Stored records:
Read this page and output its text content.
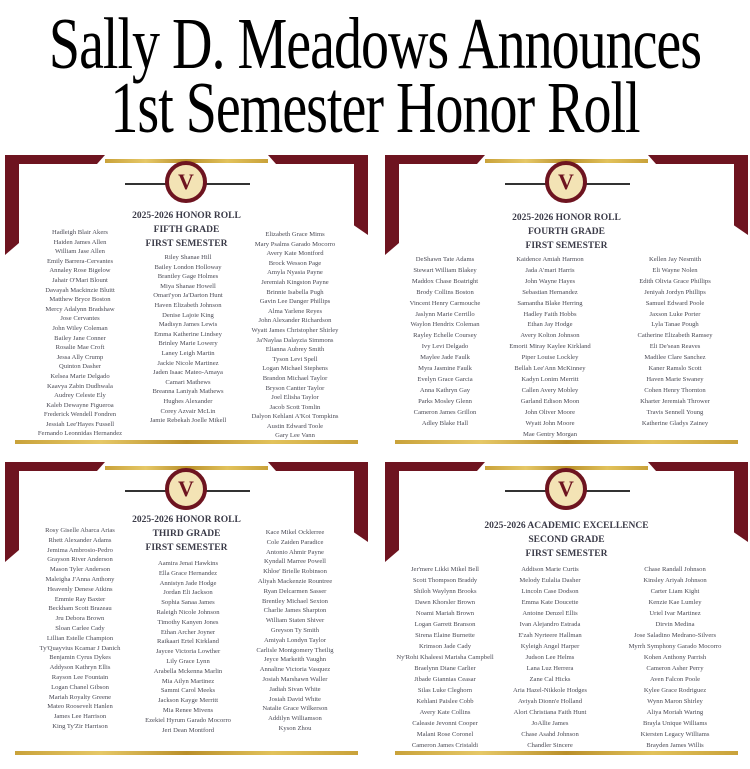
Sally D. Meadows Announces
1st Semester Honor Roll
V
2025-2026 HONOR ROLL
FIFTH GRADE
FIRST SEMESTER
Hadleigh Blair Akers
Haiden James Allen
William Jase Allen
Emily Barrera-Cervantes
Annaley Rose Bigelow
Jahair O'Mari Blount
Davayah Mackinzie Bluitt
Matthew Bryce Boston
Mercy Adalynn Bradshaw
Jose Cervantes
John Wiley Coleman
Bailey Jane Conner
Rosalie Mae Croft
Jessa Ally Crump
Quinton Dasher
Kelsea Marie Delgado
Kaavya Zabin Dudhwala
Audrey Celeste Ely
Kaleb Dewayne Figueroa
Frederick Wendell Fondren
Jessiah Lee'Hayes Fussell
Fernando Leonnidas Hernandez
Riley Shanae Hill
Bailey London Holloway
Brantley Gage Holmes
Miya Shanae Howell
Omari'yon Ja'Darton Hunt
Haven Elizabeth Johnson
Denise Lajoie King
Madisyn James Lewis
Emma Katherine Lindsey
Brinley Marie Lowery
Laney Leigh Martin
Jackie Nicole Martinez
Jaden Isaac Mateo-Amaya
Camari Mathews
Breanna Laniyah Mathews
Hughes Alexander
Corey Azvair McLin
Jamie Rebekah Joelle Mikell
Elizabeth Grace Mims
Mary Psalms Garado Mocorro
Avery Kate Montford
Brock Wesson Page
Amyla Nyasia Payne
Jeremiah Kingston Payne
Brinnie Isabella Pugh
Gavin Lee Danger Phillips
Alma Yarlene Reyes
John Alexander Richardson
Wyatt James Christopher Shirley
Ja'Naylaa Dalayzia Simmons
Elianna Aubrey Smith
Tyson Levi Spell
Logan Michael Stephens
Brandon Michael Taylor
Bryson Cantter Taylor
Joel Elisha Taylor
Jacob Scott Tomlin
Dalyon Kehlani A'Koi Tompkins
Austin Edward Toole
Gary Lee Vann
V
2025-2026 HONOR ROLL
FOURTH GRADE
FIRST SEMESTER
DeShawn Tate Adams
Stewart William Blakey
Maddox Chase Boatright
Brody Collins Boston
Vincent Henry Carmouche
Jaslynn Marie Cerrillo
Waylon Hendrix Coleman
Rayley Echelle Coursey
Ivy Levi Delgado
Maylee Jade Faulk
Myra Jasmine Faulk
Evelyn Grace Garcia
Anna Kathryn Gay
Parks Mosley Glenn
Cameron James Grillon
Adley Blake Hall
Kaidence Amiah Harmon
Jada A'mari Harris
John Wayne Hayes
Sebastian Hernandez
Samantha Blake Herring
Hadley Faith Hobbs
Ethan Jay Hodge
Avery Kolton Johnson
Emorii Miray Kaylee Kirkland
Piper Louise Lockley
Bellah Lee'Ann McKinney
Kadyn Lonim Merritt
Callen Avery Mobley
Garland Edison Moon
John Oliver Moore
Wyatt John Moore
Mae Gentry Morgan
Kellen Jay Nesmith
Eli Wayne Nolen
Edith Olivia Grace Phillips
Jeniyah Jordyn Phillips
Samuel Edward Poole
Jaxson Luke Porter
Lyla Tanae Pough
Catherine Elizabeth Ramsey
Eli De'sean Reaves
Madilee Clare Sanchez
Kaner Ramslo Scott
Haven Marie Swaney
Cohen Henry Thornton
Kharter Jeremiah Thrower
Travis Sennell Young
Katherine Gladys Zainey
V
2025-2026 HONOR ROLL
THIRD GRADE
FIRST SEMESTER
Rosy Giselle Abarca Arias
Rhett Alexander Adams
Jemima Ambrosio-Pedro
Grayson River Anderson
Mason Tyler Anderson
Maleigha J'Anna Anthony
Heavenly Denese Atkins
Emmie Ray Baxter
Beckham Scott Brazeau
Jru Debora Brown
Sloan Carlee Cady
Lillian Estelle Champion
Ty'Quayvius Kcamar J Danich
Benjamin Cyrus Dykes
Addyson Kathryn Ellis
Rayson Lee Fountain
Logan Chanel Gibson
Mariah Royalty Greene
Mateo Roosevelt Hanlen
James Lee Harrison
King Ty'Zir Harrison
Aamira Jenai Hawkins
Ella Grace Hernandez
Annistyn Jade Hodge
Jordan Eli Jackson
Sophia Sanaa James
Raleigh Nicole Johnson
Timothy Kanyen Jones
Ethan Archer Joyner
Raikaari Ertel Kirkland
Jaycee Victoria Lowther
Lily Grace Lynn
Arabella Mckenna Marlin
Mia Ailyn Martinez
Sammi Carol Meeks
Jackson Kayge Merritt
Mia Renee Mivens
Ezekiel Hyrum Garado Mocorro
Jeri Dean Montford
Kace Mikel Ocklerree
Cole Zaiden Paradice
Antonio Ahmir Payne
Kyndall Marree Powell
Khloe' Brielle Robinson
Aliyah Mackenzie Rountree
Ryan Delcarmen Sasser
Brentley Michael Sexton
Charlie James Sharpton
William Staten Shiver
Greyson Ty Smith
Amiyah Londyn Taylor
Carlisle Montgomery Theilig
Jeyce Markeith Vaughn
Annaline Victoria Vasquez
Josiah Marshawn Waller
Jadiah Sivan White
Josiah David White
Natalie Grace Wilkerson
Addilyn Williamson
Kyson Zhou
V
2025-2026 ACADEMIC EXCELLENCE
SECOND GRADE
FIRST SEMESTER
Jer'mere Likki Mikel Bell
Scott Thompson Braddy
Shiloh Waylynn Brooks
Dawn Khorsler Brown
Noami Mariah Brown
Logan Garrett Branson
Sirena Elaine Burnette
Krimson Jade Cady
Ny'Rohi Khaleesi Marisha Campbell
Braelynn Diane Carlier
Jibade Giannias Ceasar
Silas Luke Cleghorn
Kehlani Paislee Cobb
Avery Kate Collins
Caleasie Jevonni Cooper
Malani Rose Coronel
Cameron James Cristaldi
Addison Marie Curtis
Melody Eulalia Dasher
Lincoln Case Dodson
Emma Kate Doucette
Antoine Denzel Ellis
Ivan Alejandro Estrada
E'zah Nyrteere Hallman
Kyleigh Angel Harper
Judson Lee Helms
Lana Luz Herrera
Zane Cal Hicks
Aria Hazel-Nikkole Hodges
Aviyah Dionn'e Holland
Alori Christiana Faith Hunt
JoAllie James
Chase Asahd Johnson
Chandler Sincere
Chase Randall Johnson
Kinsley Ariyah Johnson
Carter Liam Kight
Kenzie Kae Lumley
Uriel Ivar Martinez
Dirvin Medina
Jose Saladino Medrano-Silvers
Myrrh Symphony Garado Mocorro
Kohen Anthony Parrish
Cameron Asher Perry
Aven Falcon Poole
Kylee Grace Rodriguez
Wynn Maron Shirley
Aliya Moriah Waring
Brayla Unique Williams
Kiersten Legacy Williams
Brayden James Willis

AIM OF THE EXERCISE:
On how many lines does the word "Payne" appear? Answer with only the number.

TASK OUTPUT:
3